* **Records for this task**
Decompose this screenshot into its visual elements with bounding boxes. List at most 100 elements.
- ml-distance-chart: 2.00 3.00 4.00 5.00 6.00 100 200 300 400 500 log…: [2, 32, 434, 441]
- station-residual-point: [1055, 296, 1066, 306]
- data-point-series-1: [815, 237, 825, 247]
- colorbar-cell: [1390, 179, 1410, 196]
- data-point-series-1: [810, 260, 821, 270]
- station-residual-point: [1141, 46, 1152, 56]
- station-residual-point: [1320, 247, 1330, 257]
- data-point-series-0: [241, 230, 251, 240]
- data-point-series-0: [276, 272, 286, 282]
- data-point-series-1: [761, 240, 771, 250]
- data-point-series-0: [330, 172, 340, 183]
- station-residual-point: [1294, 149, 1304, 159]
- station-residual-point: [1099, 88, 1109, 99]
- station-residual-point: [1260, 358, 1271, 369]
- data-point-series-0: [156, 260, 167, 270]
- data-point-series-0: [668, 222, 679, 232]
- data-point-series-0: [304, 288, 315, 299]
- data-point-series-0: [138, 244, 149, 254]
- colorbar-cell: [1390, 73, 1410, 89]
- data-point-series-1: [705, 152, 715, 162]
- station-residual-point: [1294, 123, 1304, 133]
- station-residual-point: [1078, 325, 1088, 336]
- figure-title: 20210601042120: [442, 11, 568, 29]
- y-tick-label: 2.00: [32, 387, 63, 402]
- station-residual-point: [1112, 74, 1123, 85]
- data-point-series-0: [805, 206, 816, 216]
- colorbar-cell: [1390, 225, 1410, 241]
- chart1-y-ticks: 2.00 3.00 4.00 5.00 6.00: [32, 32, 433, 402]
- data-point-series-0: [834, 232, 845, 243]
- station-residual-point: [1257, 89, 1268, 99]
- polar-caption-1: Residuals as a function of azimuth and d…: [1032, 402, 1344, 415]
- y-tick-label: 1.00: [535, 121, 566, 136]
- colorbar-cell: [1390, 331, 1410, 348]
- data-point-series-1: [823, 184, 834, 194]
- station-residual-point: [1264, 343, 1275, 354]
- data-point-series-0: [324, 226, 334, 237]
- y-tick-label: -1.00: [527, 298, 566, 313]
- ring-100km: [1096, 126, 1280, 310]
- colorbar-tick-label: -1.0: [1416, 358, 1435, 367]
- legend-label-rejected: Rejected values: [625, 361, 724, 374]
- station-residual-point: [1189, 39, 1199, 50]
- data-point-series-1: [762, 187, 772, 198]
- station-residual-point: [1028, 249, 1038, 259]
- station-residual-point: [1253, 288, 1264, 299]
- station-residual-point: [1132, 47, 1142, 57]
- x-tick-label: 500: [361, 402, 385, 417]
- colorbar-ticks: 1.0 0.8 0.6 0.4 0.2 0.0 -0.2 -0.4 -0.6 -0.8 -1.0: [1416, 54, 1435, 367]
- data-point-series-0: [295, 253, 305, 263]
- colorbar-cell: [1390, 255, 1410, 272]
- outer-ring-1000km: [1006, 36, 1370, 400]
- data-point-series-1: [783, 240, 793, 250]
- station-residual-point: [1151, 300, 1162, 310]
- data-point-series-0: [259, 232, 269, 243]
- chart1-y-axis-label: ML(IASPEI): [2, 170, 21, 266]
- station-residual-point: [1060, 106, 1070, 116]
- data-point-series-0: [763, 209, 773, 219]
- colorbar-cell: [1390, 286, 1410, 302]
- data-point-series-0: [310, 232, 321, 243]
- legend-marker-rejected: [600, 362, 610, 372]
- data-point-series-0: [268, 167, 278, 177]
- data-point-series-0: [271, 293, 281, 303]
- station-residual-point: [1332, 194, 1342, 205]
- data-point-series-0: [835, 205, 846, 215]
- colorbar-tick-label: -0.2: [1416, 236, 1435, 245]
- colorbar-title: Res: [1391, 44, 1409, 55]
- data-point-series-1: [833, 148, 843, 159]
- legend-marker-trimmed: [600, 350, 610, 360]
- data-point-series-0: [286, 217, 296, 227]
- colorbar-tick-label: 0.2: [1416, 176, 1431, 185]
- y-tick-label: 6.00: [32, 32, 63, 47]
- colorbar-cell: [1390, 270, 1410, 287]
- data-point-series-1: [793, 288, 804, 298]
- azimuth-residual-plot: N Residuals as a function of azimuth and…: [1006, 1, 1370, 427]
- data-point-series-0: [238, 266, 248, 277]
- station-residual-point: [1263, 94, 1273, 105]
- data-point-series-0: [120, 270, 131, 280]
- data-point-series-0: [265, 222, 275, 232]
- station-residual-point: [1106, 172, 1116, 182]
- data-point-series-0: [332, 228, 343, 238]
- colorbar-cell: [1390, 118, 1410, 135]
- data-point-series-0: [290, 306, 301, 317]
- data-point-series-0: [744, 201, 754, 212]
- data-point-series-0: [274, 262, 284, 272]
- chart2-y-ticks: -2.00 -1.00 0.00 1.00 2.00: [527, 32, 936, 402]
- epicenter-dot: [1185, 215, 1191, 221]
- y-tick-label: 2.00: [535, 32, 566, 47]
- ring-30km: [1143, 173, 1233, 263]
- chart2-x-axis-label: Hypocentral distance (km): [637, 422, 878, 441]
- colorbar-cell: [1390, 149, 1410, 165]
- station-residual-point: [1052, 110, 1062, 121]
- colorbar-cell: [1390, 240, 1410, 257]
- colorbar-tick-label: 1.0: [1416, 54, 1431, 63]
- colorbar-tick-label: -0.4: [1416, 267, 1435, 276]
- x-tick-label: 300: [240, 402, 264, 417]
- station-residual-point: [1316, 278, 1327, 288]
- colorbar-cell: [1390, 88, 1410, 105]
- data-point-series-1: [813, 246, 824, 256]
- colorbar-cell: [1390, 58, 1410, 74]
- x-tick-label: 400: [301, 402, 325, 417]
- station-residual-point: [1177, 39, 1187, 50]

* **Requirement**
Reproduce every one of the records above word for word, without changing, adding, or leaving out anything.

* **Task answer**
Decompose this screenshot into its visual elements with bounding boxes. List at most 100 elements.
- ml-distance-chart: 2.00 3.00 4.00 5.00 6.00 100 200 300 400 500 log…: [2, 32, 434, 441]
- station-residual-point: [1055, 296, 1066, 306]
- data-point-series-1: [815, 237, 825, 247]
- colorbar-cell: [1390, 179, 1410, 196]
- data-point-series-1: [810, 260, 821, 270]
- station-residual-point: [1141, 46, 1152, 56]
- station-residual-point: [1320, 247, 1330, 257]
- data-point-series-0: [241, 230, 251, 240]
- data-point-series-0: [276, 272, 286, 282]
- data-point-series-1: [761, 240, 771, 250]
- data-point-series-0: [330, 172, 340, 183]
- station-residual-point: [1294, 149, 1304, 159]
- station-residual-point: [1099, 88, 1109, 99]
- station-residual-point: [1260, 358, 1271, 369]
- data-point-series-0: [156, 260, 167, 270]
- data-point-series-0: [668, 222, 679, 232]
- data-point-series-0: [304, 288, 315, 299]
- data-point-series-0: [138, 244, 149, 254]
- colorbar-cell: [1390, 73, 1410, 89]
- data-point-series-1: [705, 152, 715, 162]
- station-residual-point: [1294, 123, 1304, 133]
- station-residual-point: [1078, 325, 1088, 336]
- figure-title: 20210601042120: [442, 11, 568, 29]
- y-tick-label: 2.00: [32, 387, 63, 402]
- station-residual-point: [1112, 74, 1123, 85]
- data-point-series-0: [805, 206, 816, 216]
- colorbar-cell: [1390, 225, 1410, 241]
- chart1-y-ticks: 2.00 3.00 4.00 5.00 6.00: [32, 32, 433, 402]
- data-point-series-0: [834, 232, 845, 243]
- station-residual-point: [1257, 89, 1268, 99]
- polar-caption-1: Residuals as a function of azimuth and d…: [1032, 402, 1344, 415]
- y-tick-label: 1.00: [535, 121, 566, 136]
- colorbar-cell: [1390, 331, 1410, 348]
- data-point-series-1: [823, 184, 834, 194]
- station-residual-point: [1264, 343, 1275, 354]
- data-point-series-0: [324, 226, 334, 237]
- y-tick-label: -1.00: [527, 298, 566, 313]
- ring-100km: [1096, 126, 1280, 310]
- colorbar-tick-label: -1.0: [1416, 358, 1435, 367]
- legend-label-rejected: Rejected values: [625, 361, 724, 374]
- station-residual-point: [1189, 39, 1199, 50]
- data-point-series-1: [762, 187, 772, 198]
- station-residual-point: [1028, 249, 1038, 259]
- station-residual-point: [1253, 288, 1264, 299]
- station-residual-point: [1132, 47, 1142, 57]
- x-tick-label: 500: [361, 402, 385, 417]
- colorbar-ticks: 1.0 0.8 0.6 0.4 0.2 0.0 -0.2 -0.4 -0.6 -0.8 -1.0: [1416, 54, 1435, 367]
- data-point-series-0: [295, 253, 305, 263]
- colorbar-cell: [1390, 255, 1410, 272]
- outer-ring-1000km: [1006, 36, 1370, 400]
- data-point-series-1: [783, 240, 793, 250]
- station-residual-point: [1151, 300, 1162, 310]
- data-point-series-0: [259, 232, 269, 243]
- chart1-y-axis-label: ML(IASPEI): [2, 170, 21, 266]
- station-residual-point: [1060, 106, 1070, 116]
- data-point-series-0: [763, 209, 773, 219]
- colorbar-cell: [1390, 286, 1410, 302]
- data-point-series-0: [310, 232, 321, 243]
- legend-marker-rejected: [600, 362, 610, 372]
- data-point-series-0: [268, 167, 278, 177]
- data-point-series-0: [271, 293, 281, 303]
- station-residual-point: [1332, 194, 1342, 205]
- data-point-series-0: [835, 205, 846, 215]
- colorbar-tick-label: -0.2: [1416, 236, 1435, 245]
- colorbar-title: Res: [1391, 44, 1409, 55]
- data-point-series-1: [833, 148, 843, 159]
- legend-marker-trimmed: [600, 350, 610, 360]
- data-point-series-0: [286, 217, 296, 227]
- colorbar-tick-label: 0.2: [1416, 176, 1431, 185]
- y-tick-label: 6.00: [32, 32, 63, 47]
- colorbar-cell: [1390, 270, 1410, 287]
- data-point-series-1: [793, 288, 804, 298]
- azimuth-residual-plot: N Residuals as a function of azimuth and…: [1006, 1, 1370, 427]
- data-point-series-0: [238, 266, 248, 277]
- station-residual-point: [1263, 94, 1273, 105]
- data-point-series-0: [120, 270, 131, 280]
- data-point-series-0: [265, 222, 275, 232]
- station-residual-point: [1106, 172, 1116, 182]
- data-point-series-0: [332, 228, 343, 238]
- colorbar-cell: [1390, 118, 1410, 135]
- data-point-series-0: [290, 306, 301, 317]
- data-point-series-0: [744, 201, 754, 212]
- data-point-series-0: [274, 262, 284, 272]
- chart2-y-ticks: -2.00 -1.00 0.00 1.00 2.00: [527, 32, 936, 402]
- epicenter-dot: [1185, 215, 1191, 221]
- y-tick-label: 2.00: [535, 32, 566, 47]
- ring-30km: [1143, 173, 1233, 263]
- chart2-x-axis-label: Hypocentral distance (km): [637, 422, 878, 441]
- colorbar-cell: [1390, 149, 1410, 165]
- station-residual-point: [1052, 110, 1062, 121]
- colorbar-cell: [1390, 240, 1410, 257]
- colorbar-tick-label: 1.0: [1416, 54, 1431, 63]
- colorbar-tick-label: -0.4: [1416, 267, 1435, 276]
- x-tick-label: 300: [240, 402, 264, 417]
- station-residual-point: [1316, 278, 1327, 288]
- colorbar-cell: [1390, 88, 1410, 105]
- data-point-series-1: [813, 246, 824, 256]
- colorbar-cell: [1390, 58, 1410, 74]
- x-tick-label: 400: [301, 402, 325, 417]
- station-residual-point: [1177, 39, 1187, 50]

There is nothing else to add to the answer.